# [Written exercise]
Give only the number of lines in the records that include the string "downloader".
Start of Provided information
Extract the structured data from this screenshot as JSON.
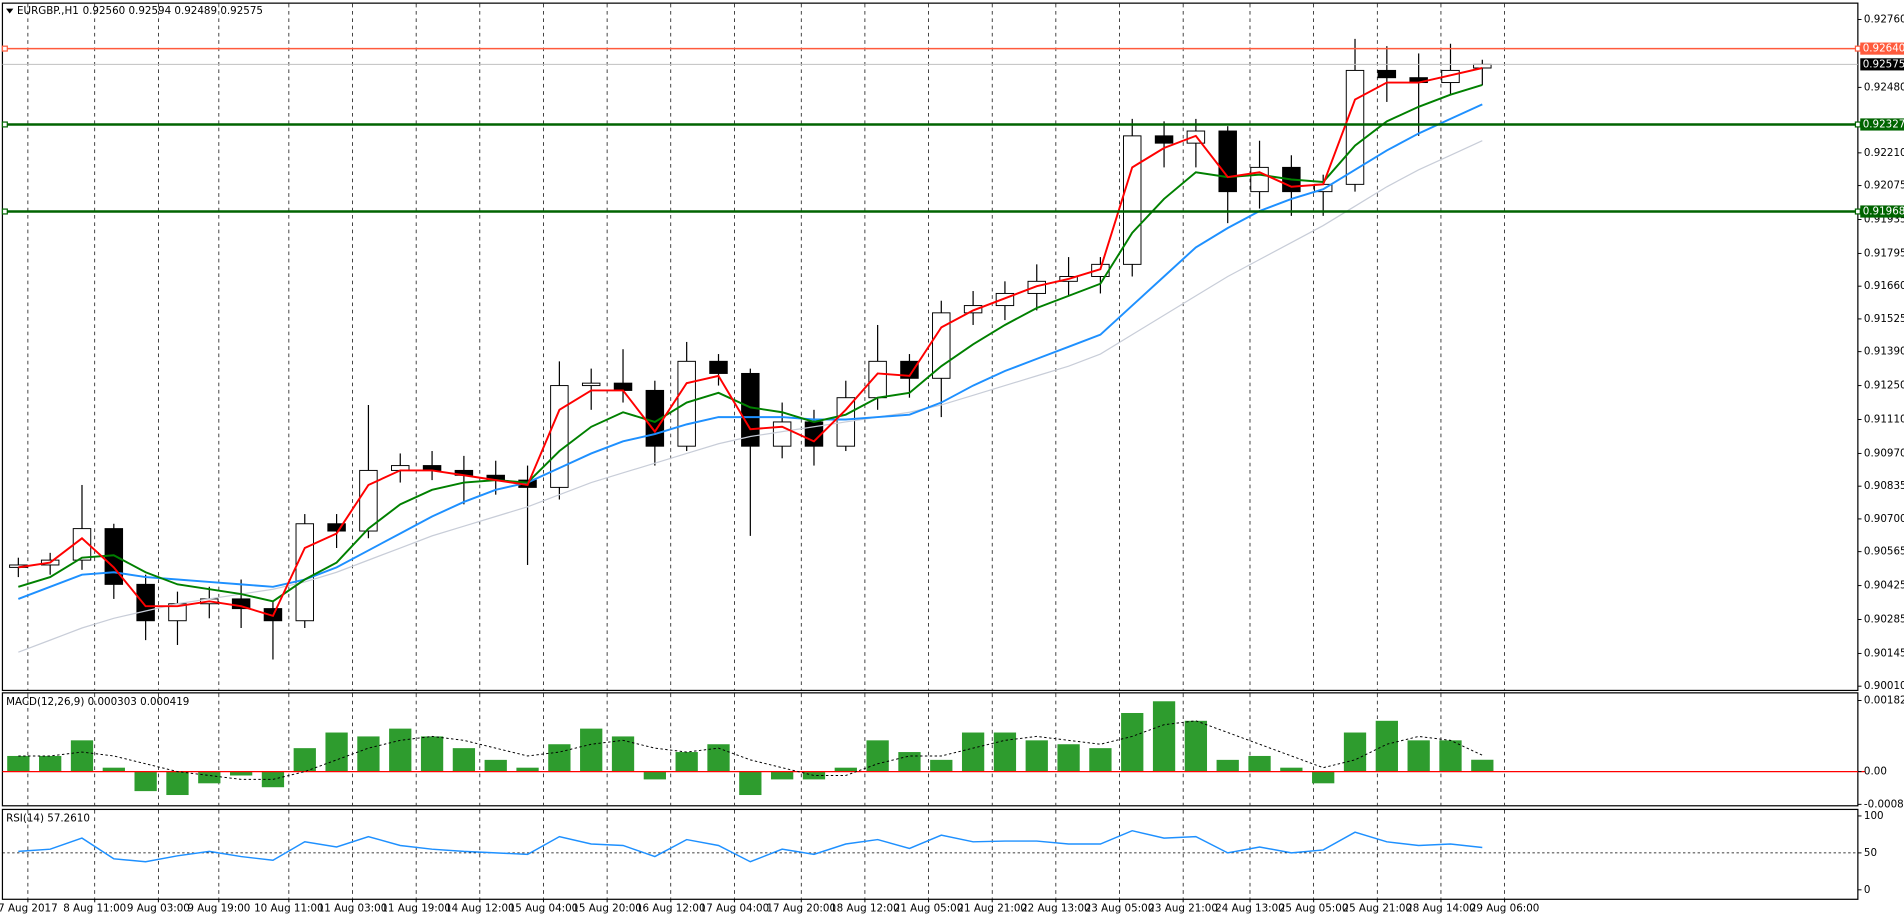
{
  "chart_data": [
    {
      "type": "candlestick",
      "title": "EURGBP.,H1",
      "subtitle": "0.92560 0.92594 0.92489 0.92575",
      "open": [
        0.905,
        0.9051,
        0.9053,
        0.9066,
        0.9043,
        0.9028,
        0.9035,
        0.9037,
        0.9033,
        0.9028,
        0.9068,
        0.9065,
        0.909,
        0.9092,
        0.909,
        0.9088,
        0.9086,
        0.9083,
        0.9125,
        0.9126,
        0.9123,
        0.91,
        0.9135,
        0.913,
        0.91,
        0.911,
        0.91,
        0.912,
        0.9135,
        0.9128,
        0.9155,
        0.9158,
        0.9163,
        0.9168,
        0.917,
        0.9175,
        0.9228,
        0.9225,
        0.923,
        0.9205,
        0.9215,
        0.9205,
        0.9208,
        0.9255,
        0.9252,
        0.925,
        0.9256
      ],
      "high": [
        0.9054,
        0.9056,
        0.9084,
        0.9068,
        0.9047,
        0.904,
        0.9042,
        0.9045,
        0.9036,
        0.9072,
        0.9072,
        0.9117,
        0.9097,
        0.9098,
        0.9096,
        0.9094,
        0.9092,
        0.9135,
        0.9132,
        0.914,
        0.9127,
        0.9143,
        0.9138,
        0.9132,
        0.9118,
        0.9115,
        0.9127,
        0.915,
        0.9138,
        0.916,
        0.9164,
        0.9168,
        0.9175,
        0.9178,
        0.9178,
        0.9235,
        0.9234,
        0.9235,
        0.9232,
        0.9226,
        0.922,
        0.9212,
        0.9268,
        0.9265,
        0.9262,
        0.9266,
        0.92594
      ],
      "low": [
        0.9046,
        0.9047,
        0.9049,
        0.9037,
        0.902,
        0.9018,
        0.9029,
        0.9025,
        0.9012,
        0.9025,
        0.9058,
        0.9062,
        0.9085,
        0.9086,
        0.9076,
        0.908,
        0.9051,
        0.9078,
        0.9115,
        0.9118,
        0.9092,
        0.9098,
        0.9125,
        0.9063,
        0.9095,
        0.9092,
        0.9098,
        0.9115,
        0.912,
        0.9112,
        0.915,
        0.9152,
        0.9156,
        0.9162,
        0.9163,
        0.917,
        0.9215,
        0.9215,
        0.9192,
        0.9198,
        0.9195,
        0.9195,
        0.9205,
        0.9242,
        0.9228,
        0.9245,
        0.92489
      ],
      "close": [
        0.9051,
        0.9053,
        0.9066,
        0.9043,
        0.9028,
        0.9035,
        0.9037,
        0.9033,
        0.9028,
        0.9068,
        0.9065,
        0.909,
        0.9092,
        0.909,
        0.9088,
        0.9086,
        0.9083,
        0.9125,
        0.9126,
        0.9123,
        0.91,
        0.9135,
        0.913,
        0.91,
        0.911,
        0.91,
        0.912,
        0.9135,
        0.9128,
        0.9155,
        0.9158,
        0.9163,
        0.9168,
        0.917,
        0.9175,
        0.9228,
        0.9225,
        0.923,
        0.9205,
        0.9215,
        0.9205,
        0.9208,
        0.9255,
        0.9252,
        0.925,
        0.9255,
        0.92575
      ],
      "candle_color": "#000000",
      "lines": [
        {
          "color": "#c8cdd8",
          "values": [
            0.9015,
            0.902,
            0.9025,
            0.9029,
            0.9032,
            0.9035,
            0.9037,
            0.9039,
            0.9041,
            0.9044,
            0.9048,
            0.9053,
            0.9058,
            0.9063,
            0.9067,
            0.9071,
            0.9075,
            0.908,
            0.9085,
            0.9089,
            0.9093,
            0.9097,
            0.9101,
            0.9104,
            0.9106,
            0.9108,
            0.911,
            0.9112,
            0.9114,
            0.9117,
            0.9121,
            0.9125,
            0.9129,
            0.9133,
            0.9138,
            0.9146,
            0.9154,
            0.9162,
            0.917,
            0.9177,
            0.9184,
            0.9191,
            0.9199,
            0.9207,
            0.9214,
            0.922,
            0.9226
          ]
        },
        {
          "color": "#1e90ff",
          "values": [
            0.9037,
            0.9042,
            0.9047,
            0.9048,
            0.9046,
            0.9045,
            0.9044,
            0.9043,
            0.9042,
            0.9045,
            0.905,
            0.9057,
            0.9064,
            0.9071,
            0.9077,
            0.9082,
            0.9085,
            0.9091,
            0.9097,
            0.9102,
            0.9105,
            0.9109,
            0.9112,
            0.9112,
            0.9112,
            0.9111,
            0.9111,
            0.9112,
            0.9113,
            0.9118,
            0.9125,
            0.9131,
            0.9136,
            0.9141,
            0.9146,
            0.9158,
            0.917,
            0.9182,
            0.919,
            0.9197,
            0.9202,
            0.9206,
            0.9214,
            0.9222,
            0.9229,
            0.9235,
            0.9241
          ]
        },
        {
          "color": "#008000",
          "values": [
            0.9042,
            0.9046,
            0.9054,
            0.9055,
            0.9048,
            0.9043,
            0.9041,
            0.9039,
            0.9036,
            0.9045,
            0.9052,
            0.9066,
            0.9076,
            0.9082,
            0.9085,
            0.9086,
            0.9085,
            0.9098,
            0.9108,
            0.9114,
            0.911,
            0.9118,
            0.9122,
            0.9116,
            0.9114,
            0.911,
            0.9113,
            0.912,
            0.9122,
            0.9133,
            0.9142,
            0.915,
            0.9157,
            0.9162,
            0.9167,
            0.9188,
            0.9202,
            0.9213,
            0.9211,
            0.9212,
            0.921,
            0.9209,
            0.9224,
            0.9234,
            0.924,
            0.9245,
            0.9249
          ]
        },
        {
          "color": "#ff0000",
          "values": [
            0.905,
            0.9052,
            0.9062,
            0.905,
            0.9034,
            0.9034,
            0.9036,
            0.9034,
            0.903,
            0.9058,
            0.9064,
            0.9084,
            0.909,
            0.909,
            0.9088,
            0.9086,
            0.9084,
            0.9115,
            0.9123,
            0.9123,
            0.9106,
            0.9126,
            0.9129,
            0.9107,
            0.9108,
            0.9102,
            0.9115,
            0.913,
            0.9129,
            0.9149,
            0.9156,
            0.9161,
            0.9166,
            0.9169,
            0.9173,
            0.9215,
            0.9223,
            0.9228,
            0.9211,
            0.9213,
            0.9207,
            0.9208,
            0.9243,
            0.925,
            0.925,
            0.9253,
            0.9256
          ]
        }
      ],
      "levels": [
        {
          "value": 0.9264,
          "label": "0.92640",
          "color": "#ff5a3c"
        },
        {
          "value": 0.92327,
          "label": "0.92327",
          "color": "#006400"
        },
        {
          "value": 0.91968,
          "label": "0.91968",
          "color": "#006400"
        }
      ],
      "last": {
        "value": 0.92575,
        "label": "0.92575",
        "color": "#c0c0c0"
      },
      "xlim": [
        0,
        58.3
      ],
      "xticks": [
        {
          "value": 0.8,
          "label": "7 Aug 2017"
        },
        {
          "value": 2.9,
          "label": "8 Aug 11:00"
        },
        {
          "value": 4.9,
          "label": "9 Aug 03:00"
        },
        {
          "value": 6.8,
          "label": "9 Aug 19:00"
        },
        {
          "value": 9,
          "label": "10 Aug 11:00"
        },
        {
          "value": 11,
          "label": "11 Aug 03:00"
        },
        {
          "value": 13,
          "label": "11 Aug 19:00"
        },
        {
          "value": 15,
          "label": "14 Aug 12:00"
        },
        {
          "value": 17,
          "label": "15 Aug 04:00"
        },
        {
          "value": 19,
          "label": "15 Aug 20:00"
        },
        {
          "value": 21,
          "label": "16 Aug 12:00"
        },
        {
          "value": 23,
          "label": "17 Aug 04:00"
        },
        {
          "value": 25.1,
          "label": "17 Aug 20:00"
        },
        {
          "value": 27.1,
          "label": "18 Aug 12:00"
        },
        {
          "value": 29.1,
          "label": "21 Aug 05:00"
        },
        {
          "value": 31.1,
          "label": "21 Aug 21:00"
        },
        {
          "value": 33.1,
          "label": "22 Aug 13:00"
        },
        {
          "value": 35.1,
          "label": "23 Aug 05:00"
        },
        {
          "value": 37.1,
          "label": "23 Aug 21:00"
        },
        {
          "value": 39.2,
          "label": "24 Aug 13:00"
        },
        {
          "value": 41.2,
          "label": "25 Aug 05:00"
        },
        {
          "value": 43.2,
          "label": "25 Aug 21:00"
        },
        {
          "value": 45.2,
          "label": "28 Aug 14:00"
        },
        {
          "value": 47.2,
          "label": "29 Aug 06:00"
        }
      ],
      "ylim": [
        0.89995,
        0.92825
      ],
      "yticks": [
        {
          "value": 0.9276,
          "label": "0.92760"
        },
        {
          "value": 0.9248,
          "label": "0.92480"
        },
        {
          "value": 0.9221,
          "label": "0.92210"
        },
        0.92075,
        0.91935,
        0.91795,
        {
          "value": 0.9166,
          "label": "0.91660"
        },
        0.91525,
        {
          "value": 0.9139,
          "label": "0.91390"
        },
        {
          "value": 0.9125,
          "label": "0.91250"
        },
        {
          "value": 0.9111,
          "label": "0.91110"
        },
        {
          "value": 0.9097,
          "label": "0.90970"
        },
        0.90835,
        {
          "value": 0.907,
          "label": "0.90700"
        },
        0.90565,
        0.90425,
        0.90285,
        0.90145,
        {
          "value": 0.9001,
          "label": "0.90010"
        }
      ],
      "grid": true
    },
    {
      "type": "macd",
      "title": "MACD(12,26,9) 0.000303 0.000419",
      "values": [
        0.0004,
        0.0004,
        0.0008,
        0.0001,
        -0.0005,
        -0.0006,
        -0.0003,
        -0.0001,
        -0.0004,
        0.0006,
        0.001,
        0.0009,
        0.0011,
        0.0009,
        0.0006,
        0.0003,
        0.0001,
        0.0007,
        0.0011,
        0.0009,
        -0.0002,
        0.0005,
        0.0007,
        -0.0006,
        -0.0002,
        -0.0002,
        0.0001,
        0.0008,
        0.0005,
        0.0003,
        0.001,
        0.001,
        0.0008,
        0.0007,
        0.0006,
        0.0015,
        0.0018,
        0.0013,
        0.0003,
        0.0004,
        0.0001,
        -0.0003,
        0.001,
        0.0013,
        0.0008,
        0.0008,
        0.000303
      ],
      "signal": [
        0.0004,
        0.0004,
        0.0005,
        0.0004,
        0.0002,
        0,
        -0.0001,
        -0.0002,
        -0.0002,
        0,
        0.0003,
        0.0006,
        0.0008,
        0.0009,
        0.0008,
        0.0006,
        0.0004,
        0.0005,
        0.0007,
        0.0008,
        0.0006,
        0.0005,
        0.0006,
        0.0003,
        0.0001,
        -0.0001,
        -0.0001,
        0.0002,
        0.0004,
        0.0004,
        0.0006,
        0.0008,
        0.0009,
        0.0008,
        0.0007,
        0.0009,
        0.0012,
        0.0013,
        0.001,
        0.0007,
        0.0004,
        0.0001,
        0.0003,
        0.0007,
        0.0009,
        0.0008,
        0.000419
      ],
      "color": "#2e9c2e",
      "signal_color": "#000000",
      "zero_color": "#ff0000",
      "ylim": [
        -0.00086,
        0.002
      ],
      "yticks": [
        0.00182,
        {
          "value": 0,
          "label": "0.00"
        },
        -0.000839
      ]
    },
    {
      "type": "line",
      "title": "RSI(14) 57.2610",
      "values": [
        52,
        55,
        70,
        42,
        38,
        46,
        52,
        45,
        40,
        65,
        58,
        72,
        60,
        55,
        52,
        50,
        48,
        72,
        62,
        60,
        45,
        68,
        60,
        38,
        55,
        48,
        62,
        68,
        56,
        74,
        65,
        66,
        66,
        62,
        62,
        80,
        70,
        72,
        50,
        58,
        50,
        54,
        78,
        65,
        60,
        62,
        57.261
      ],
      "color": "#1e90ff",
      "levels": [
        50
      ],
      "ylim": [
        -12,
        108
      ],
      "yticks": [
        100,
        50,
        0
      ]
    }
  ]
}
End of Provided information
Start of Provided information
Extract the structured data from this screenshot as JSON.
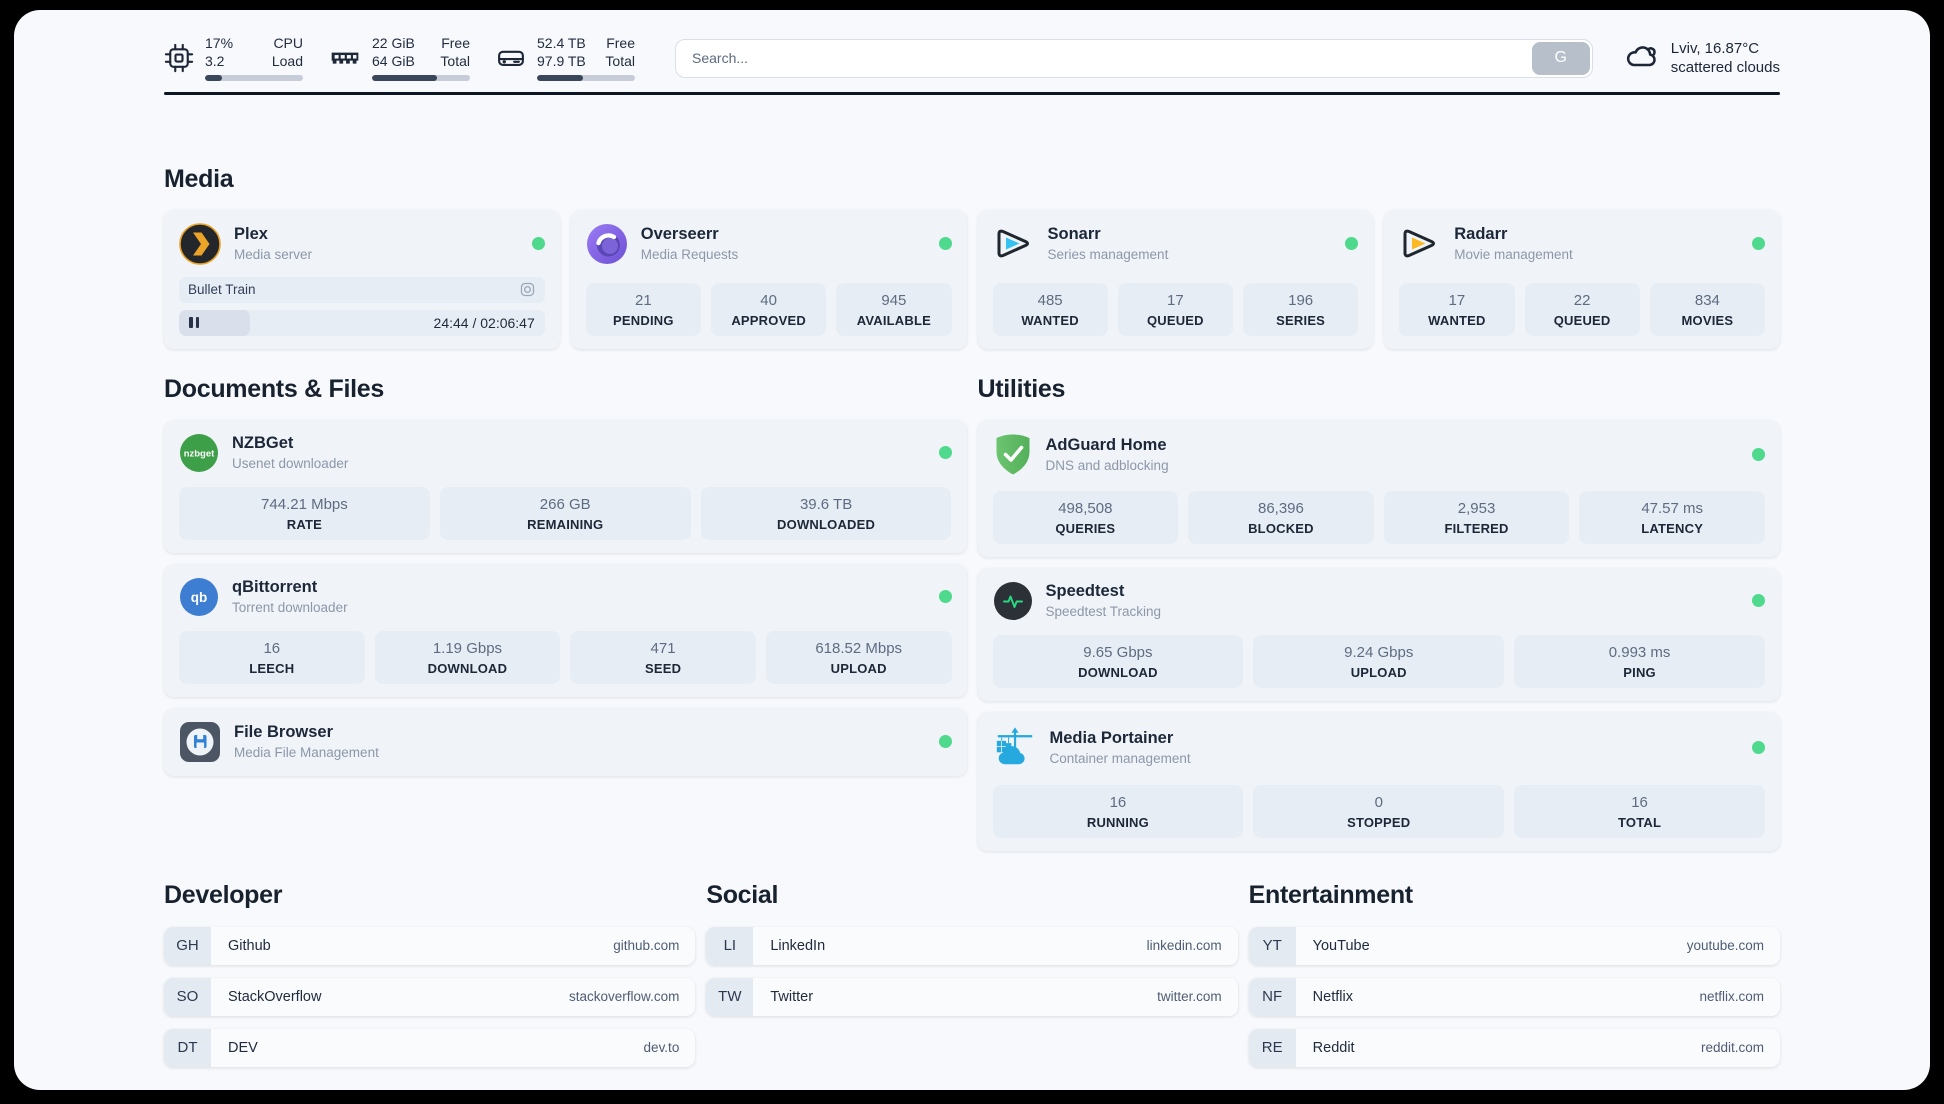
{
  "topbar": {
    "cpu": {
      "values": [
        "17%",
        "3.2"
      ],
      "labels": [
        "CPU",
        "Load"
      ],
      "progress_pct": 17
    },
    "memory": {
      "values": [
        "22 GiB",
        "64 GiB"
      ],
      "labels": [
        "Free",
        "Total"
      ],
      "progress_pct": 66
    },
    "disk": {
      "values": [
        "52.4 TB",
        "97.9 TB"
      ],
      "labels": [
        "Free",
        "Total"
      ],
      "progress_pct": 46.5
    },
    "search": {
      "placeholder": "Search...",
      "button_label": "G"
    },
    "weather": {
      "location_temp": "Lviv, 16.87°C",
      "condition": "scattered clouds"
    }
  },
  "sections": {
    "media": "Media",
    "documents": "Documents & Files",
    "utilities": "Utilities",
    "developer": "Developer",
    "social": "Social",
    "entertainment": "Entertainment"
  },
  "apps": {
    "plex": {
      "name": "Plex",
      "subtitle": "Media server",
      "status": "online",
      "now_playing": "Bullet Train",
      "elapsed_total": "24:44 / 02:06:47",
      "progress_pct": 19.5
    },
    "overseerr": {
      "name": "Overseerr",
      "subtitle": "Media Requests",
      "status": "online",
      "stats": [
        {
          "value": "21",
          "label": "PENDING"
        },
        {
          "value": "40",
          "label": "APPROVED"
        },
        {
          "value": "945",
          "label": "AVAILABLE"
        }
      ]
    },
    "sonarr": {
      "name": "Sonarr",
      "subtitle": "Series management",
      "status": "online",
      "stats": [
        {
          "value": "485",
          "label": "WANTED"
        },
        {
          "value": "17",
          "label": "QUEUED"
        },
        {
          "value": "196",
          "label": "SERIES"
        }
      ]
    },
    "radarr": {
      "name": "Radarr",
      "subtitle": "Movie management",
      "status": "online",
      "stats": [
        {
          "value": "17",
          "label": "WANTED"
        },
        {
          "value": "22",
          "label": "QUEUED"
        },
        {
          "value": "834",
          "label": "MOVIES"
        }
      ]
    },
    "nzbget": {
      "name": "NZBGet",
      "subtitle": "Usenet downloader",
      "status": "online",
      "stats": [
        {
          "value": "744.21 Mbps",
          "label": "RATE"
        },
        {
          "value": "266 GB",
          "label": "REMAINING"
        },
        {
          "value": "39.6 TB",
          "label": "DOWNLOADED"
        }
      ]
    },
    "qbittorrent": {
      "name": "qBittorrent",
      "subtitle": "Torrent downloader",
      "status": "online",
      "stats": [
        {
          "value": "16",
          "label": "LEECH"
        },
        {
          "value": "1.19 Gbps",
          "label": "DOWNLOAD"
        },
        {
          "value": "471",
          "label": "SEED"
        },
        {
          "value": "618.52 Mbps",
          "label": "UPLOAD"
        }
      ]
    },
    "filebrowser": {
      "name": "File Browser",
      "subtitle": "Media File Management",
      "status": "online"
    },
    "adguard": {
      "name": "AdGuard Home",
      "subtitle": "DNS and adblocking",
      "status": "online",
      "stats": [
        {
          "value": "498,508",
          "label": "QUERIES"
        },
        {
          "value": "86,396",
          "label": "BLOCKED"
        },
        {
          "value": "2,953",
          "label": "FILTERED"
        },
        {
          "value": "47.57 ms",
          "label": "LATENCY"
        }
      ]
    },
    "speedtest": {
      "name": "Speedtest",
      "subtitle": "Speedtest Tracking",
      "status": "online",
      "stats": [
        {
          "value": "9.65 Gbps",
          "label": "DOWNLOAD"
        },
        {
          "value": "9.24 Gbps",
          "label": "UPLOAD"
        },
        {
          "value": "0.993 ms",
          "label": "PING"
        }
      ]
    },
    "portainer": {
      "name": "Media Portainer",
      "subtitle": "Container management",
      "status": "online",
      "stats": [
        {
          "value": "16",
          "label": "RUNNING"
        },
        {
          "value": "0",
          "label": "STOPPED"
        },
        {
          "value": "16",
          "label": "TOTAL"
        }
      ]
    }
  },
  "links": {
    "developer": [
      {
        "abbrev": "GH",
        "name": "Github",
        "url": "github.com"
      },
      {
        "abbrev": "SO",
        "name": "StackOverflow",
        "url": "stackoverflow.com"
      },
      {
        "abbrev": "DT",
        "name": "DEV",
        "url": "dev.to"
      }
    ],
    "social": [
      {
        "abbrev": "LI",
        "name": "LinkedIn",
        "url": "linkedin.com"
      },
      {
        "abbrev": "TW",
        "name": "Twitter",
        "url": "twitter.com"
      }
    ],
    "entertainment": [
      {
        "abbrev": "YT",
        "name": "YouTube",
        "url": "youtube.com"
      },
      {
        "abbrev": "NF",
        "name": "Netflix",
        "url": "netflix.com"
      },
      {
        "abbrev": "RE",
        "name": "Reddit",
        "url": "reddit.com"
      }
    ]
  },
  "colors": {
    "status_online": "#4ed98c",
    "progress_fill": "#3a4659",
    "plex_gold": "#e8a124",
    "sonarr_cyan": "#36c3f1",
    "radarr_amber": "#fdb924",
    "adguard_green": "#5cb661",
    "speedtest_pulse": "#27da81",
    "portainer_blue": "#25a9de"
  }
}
End of Provided information
# [Expected answer]
2